Every entry below must be repeated exactly; skip the pictures.

Collected data

※

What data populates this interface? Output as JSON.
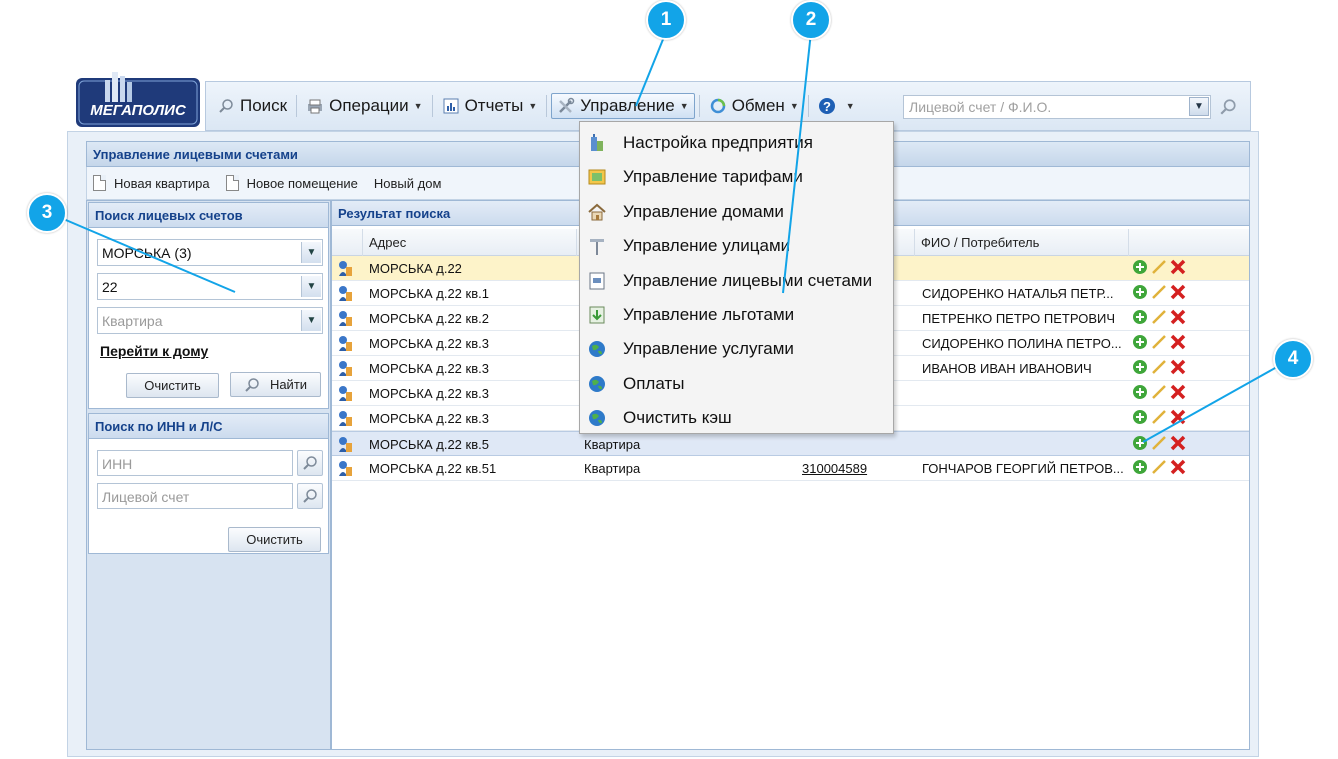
{
  "logo": {
    "text": "МЕГАПОЛИС"
  },
  "toolbar": {
    "search": "Поиск",
    "operations": "Операции",
    "reports": "Отчеты",
    "management": "Управление",
    "exchange": "Обмен",
    "help_icon": "question-icon",
    "search_placeholder": "Лицевой счет / Ф.И.О."
  },
  "panel": {
    "title": "Управление лицевыми счетами",
    "actions": [
      "Новая квартира",
      "Новое помещение",
      "Новый дом"
    ]
  },
  "sidebar": {
    "account_search": {
      "title": "Поиск лицевых счетов",
      "street": "МОРСЬКА (3)",
      "house": "22",
      "apartment_placeholder": "Квартира",
      "goto_house": "Перейти к дому",
      "clear": "Очистить",
      "find": "Найти"
    },
    "inn_search": {
      "title": "Поиск по ИНН и Л/С",
      "inn_placeholder": "ИНН",
      "account_placeholder": "Лицевой счет",
      "clear": "Очистить"
    }
  },
  "results": {
    "title": "Результат поиска",
    "columns": {
      "address": "Адрес",
      "fio": "ФИО / Потребитель"
    },
    "rows": [
      {
        "address": "МОРСЬКА д.22",
        "type": "",
        "account": "",
        "fio": "",
        "state": "selected"
      },
      {
        "address": "МОРСЬКА д.22 кв.1",
        "type": "",
        "account": "",
        "fio": "СИДОРЕНКО НАТАЛЬЯ ПЕТР...",
        "state": ""
      },
      {
        "address": "МОРСЬКА д.22 кв.2",
        "type": "",
        "account": "",
        "fio": "ПЕТРЕНКО ПЕТРО ПЕТРОВИЧ",
        "state": ""
      },
      {
        "address": "МОРСЬКА д.22 кв.3",
        "type": "",
        "account": "",
        "fio": "СИДОРЕНКО ПОЛИНА ПЕТРО...",
        "state": ""
      },
      {
        "address": "МОРСЬКА д.22 кв.3",
        "type": "",
        "account": "",
        "fio": "ИВАНОВ ИВАН ИВАНОВИЧ",
        "state": ""
      },
      {
        "address": "МОРСЬКА д.22 кв.3",
        "type": "",
        "account": "",
        "fio": "",
        "state": ""
      },
      {
        "address": "МОРСЬКА д.22 кв.3",
        "type": "",
        "account": "",
        "fio": "",
        "state": ""
      },
      {
        "address": "МОРСЬКА д.22 кв.5",
        "type": "Квартира",
        "account": "",
        "fio": "",
        "state": "hover"
      },
      {
        "address": "МОРСЬКА д.22 кв.51",
        "type": "Квартира",
        "account": "310004589",
        "fio": "ГОНЧАРОВ ГЕОРГИЙ ПЕТРОВ...",
        "state": ""
      }
    ]
  },
  "menu": {
    "items": [
      {
        "label": "Настройка предприятия",
        "icon": "building-icon"
      },
      {
        "label": "Управление тарифами",
        "icon": "tariff-icon"
      },
      {
        "label": "Управление домами",
        "icon": "house-icon"
      },
      {
        "label": "Управление улицами",
        "icon": "street-sign-icon"
      },
      {
        "label": "Управление лицевыми счетами",
        "icon": "account-card-icon"
      },
      {
        "label": "Управление льготами",
        "icon": "benefit-download-icon"
      },
      {
        "label": "Управление услугами",
        "icon": "globe-icon"
      },
      {
        "label": "Оплаты",
        "icon": "globe-icon"
      },
      {
        "label": "Очистить кэш",
        "icon": "globe-icon"
      }
    ]
  },
  "callouts": [
    "1",
    "2",
    "3",
    "4"
  ],
  "colors": {
    "callout": "#12a4e8",
    "header_text": "#15428b",
    "selected_row": "#fdf3c9"
  }
}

※

FULL RESPONSE:
What data populates this interface? Output as JSON.
{
  "logo": {
    "text": "МЕГАПОЛИС"
  },
  "toolbar": {
    "search": "Поиск",
    "operations": "Операции",
    "reports": "Отчеты",
    "management": "Управление",
    "exchange": "Обмен",
    "help_icon": "question-icon",
    "search_placeholder": "Лицевой счет / Ф.И.О."
  },
  "panel": {
    "title": "Управление лицевыми счетами",
    "actions": [
      "Новая квартира",
      "Новое помещение",
      "Новый дом"
    ]
  },
  "sidebar": {
    "account_search": {
      "title": "Поиск лицевых счетов",
      "street": "МОРСЬКА (3)",
      "house": "22",
      "apartment_placeholder": "Квартира",
      "goto_house": "Перейти к дому",
      "clear": "Очистить",
      "find": "Найти"
    },
    "inn_search": {
      "title": "Поиск по ИНН и Л/С",
      "inn_placeholder": "ИНН",
      "account_placeholder": "Лицевой счет",
      "clear": "Очистить"
    }
  },
  "results": {
    "title": "Результат поиска",
    "columns": {
      "address": "Адрес",
      "fio": "ФИО / Потребитель"
    },
    "rows": [
      {
        "address": "МОРСЬКА д.22",
        "type": "",
        "account": "",
        "fio": "",
        "state": "selected"
      },
      {
        "address": "МОРСЬКА д.22 кв.1",
        "type": "",
        "account": "",
        "fio": "СИДОРЕНКО НАТАЛЬЯ ПЕТР...",
        "state": ""
      },
      {
        "address": "МОРСЬКА д.22 кв.2",
        "type": "",
        "account": "",
        "fio": "ПЕТРЕНКО ПЕТРО ПЕТРОВИЧ",
        "state": ""
      },
      {
        "address": "МОРСЬКА д.22 кв.3",
        "type": "",
        "account": "",
        "fio": "СИДОРЕНКО ПОЛИНА ПЕТРО...",
        "state": ""
      },
      {
        "address": "МОРСЬКА д.22 кв.3",
        "type": "",
        "account": "",
        "fio": "ИВАНОВ ИВАН ИВАНОВИЧ",
        "state": ""
      },
      {
        "address": "МОРСЬКА д.22 кв.3",
        "type": "",
        "account": "",
        "fio": "",
        "state": ""
      },
      {
        "address": "МОРСЬКА д.22 кв.3",
        "type": "",
        "account": "",
        "fio": "",
        "state": ""
      },
      {
        "address": "МОРСЬКА д.22 кв.5",
        "type": "Квартира",
        "account": "",
        "fio": "",
        "state": "hover"
      },
      {
        "address": "МОРСЬКА д.22 кв.51",
        "type": "Квартира",
        "account": "310004589",
        "fio": "ГОНЧАРОВ ГЕОРГИЙ ПЕТРОВ...",
        "state": ""
      }
    ]
  },
  "menu": {
    "items": [
      {
        "label": "Настройка предприятия",
        "icon": "building-icon"
      },
      {
        "label": "Управление тарифами",
        "icon": "tariff-icon"
      },
      {
        "label": "Управление домами",
        "icon": "house-icon"
      },
      {
        "label": "Управление улицами",
        "icon": "street-sign-icon"
      },
      {
        "label": "Управление лицевыми счетами",
        "icon": "account-card-icon"
      },
      {
        "label": "Управление льготами",
        "icon": "benefit-download-icon"
      },
      {
        "label": "Управление услугами",
        "icon": "globe-icon"
      },
      {
        "label": "Оплаты",
        "icon": "globe-icon"
      },
      {
        "label": "Очистить кэш",
        "icon": "globe-icon"
      }
    ]
  },
  "callouts": [
    "1",
    "2",
    "3",
    "4"
  ],
  "colors": {
    "callout": "#12a4e8",
    "header_text": "#15428b",
    "selected_row": "#fdf3c9"
  }
}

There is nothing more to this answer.